[Dataset items]
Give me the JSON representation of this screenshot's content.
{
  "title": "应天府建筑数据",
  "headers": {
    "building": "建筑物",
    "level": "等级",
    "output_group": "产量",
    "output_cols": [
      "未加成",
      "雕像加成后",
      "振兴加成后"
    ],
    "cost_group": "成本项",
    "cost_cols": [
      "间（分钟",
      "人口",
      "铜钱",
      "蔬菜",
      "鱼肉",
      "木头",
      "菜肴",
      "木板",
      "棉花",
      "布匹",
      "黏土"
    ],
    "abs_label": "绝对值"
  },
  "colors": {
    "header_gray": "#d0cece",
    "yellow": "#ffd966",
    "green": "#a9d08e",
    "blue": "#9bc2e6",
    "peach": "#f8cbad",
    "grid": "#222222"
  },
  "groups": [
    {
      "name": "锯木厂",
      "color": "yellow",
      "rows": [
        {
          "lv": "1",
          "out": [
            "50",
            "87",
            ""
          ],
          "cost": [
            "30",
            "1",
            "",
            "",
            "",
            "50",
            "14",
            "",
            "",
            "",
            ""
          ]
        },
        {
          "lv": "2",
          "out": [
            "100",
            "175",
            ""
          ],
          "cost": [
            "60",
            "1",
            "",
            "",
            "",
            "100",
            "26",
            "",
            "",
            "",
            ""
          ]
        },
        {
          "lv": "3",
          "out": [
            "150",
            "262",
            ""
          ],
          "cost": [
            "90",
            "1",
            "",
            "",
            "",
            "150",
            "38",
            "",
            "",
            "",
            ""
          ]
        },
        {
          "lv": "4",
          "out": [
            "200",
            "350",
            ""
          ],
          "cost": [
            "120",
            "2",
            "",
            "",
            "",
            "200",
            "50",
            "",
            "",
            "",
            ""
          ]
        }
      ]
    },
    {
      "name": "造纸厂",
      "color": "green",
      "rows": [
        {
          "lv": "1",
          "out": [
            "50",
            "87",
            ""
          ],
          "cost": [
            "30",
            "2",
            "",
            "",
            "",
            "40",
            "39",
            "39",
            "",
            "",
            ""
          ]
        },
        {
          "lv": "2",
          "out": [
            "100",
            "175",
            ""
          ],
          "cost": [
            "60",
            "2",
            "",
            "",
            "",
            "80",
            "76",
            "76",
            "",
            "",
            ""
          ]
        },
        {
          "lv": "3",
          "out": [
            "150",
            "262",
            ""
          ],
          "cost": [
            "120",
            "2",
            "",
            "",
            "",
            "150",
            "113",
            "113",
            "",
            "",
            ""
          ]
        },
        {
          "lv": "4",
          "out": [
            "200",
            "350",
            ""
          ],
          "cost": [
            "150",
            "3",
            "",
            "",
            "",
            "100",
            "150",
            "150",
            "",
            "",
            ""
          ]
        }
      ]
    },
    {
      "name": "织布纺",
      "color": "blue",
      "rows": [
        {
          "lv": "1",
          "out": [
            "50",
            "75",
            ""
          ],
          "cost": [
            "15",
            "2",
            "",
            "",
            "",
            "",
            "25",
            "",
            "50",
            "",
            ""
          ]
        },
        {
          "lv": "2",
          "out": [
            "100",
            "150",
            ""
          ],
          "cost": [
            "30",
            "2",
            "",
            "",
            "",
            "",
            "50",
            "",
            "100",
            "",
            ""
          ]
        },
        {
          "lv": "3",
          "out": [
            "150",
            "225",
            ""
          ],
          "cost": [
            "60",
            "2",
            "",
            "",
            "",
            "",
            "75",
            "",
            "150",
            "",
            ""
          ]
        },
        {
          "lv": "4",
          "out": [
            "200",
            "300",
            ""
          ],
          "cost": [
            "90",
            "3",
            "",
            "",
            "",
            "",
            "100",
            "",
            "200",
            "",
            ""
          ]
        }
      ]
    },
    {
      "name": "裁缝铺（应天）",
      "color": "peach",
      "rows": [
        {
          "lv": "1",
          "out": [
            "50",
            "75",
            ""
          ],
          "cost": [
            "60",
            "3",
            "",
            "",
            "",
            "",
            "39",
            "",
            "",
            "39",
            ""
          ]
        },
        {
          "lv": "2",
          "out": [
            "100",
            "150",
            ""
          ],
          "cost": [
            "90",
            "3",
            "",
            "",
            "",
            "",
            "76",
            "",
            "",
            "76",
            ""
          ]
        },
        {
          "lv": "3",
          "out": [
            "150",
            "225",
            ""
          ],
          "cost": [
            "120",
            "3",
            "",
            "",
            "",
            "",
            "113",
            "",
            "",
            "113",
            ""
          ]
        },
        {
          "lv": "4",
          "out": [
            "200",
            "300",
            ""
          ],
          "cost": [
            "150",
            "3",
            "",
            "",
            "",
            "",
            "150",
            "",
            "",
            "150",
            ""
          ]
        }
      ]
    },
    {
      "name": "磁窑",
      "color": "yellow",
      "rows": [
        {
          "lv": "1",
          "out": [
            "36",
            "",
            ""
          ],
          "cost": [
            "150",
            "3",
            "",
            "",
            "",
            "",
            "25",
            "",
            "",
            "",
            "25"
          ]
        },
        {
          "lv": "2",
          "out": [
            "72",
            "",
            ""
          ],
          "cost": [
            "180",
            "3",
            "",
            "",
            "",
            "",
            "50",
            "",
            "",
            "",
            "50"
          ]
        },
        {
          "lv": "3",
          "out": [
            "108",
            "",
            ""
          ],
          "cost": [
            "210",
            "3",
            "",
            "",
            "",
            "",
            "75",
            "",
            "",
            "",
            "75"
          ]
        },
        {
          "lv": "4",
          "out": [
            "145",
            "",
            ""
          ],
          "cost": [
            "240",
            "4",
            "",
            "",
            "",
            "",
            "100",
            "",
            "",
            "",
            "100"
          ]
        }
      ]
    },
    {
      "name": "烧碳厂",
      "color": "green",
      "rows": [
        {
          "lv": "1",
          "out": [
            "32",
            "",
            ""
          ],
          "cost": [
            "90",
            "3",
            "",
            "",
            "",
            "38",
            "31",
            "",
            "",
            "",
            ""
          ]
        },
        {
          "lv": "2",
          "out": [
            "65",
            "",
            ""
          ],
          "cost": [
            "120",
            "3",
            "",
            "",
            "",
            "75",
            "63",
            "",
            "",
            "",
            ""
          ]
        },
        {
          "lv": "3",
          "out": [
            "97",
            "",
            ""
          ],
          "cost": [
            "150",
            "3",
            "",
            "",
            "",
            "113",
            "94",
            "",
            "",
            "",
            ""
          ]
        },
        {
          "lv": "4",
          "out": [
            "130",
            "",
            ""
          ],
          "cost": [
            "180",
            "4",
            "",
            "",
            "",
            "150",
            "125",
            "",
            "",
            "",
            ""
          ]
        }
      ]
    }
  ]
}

TASK STATEMENT:
From the records above, extract everything verbatim.

RESULT FOR THIS EXERCISE:
Give me the JSON representation of this screenshot's content.
{
  "title": "应天府建筑数据",
  "headers": {
    "building": "建筑物",
    "level": "等级",
    "output_group": "产量",
    "output_cols": [
      "未加成",
      "雕像加成后",
      "振兴加成后"
    ],
    "cost_group": "成本项",
    "cost_cols": [
      "间（分钟",
      "人口",
      "铜钱",
      "蔬菜",
      "鱼肉",
      "木头",
      "菜肴",
      "木板",
      "棉花",
      "布匹",
      "黏土"
    ],
    "abs_label": "绝对值"
  },
  "colors": {
    "header_gray": "#d0cece",
    "yellow": "#ffd966",
    "green": "#a9d08e",
    "blue": "#9bc2e6",
    "peach": "#f8cbad",
    "grid": "#222222"
  },
  "groups": [
    {
      "name": "锯木厂",
      "color": "yellow",
      "rows": [
        {
          "lv": "1",
          "out": [
            "50",
            "87",
            ""
          ],
          "cost": [
            "30",
            "1",
            "",
            "",
            "",
            "50",
            "14",
            "",
            "",
            "",
            ""
          ]
        },
        {
          "lv": "2",
          "out": [
            "100",
            "175",
            ""
          ],
          "cost": [
            "60",
            "1",
            "",
            "",
            "",
            "100",
            "26",
            "",
            "",
            "",
            ""
          ]
        },
        {
          "lv": "3",
          "out": [
            "150",
            "262",
            ""
          ],
          "cost": [
            "90",
            "1",
            "",
            "",
            "",
            "150",
            "38",
            "",
            "",
            "",
            ""
          ]
        },
        {
          "lv": "4",
          "out": [
            "200",
            "350",
            ""
          ],
          "cost": [
            "120",
            "2",
            "",
            "",
            "",
            "200",
            "50",
            "",
            "",
            "",
            ""
          ]
        }
      ]
    },
    {
      "name": "造纸厂",
      "color": "green",
      "rows": [
        {
          "lv": "1",
          "out": [
            "50",
            "87",
            ""
          ],
          "cost": [
            "30",
            "2",
            "",
            "",
            "",
            "40",
            "39",
            "39",
            "",
            "",
            ""
          ]
        },
        {
          "lv": "2",
          "out": [
            "100",
            "175",
            ""
          ],
          "cost": [
            "60",
            "2",
            "",
            "",
            "",
            "80",
            "76",
            "76",
            "",
            "",
            ""
          ]
        },
        {
          "lv": "3",
          "out": [
            "150",
            "262",
            ""
          ],
          "cost": [
            "120",
            "2",
            "",
            "",
            "",
            "150",
            "113",
            "113",
            "",
            "",
            ""
          ]
        },
        {
          "lv": "4",
          "out": [
            "200",
            "350",
            ""
          ],
          "cost": [
            "150",
            "3",
            "",
            "",
            "",
            "100",
            "150",
            "150",
            "",
            "",
            ""
          ]
        }
      ]
    },
    {
      "name": "织布纺",
      "color": "blue",
      "rows": [
        {
          "lv": "1",
          "out": [
            "50",
            "75",
            ""
          ],
          "cost": [
            "15",
            "2",
            "",
            "",
            "",
            "",
            "25",
            "",
            "50",
            "",
            ""
          ]
        },
        {
          "lv": "2",
          "out": [
            "100",
            "150",
            ""
          ],
          "cost": [
            "30",
            "2",
            "",
            "",
            "",
            "",
            "50",
            "",
            "100",
            "",
            ""
          ]
        },
        {
          "lv": "3",
          "out": [
            "150",
            "225",
            ""
          ],
          "cost": [
            "60",
            "2",
            "",
            "",
            "",
            "",
            "75",
            "",
            "150",
            "",
            ""
          ]
        },
        {
          "lv": "4",
          "out": [
            "200",
            "300",
            ""
          ],
          "cost": [
            "90",
            "3",
            "",
            "",
            "",
            "",
            "100",
            "",
            "200",
            "",
            ""
          ]
        }
      ]
    },
    {
      "name": "裁缝铺（应天）",
      "color": "peach",
      "rows": [
        {
          "lv": "1",
          "out": [
            "50",
            "75",
            ""
          ],
          "cost": [
            "60",
            "3",
            "",
            "",
            "",
            "",
            "39",
            "",
            "",
            "39",
            ""
          ]
        },
        {
          "lv": "2",
          "out": [
            "100",
            "150",
            ""
          ],
          "cost": [
            "90",
            "3",
            "",
            "",
            "",
            "",
            "76",
            "",
            "",
            "76",
            ""
          ]
        },
        {
          "lv": "3",
          "out": [
            "150",
            "225",
            ""
          ],
          "cost": [
            "120",
            "3",
            "",
            "",
            "",
            "",
            "113",
            "",
            "",
            "113",
            ""
          ]
        },
        {
          "lv": "4",
          "out": [
            "200",
            "300",
            ""
          ],
          "cost": [
            "150",
            "3",
            "",
            "",
            "",
            "",
            "150",
            "",
            "",
            "150",
            ""
          ]
        }
      ]
    },
    {
      "name": "磁窑",
      "color": "yellow",
      "rows": [
        {
          "lv": "1",
          "out": [
            "36",
            "",
            ""
          ],
          "cost": [
            "150",
            "3",
            "",
            "",
            "",
            "",
            "25",
            "",
            "",
            "",
            "25"
          ]
        },
        {
          "lv": "2",
          "out": [
            "72",
            "",
            ""
          ],
          "cost": [
            "180",
            "3",
            "",
            "",
            "",
            "",
            "50",
            "",
            "",
            "",
            "50"
          ]
        },
        {
          "lv": "3",
          "out": [
            "108",
            "",
            ""
          ],
          "cost": [
            "210",
            "3",
            "",
            "",
            "",
            "",
            "75",
            "",
            "",
            "",
            "75"
          ]
        },
        {
          "lv": "4",
          "out": [
            "145",
            "",
            ""
          ],
          "cost": [
            "240",
            "4",
            "",
            "",
            "",
            "",
            "100",
            "",
            "",
            "",
            "100"
          ]
        }
      ]
    },
    {
      "name": "烧碳厂",
      "color": "green",
      "rows": [
        {
          "lv": "1",
          "out": [
            "32",
            "",
            ""
          ],
          "cost": [
            "90",
            "3",
            "",
            "",
            "",
            "38",
            "31",
            "",
            "",
            "",
            ""
          ]
        },
        {
          "lv": "2",
          "out": [
            "65",
            "",
            ""
          ],
          "cost": [
            "120",
            "3",
            "",
            "",
            "",
            "75",
            "63",
            "",
            "",
            "",
            ""
          ]
        },
        {
          "lv": "3",
          "out": [
            "97",
            "",
            ""
          ],
          "cost": [
            "150",
            "3",
            "",
            "",
            "",
            "113",
            "94",
            "",
            "",
            "",
            ""
          ]
        },
        {
          "lv": "4",
          "out": [
            "130",
            "",
            ""
          ],
          "cost": [
            "180",
            "4",
            "",
            "",
            "",
            "150",
            "125",
            "",
            "",
            "",
            ""
          ]
        }
      ]
    }
  ]
}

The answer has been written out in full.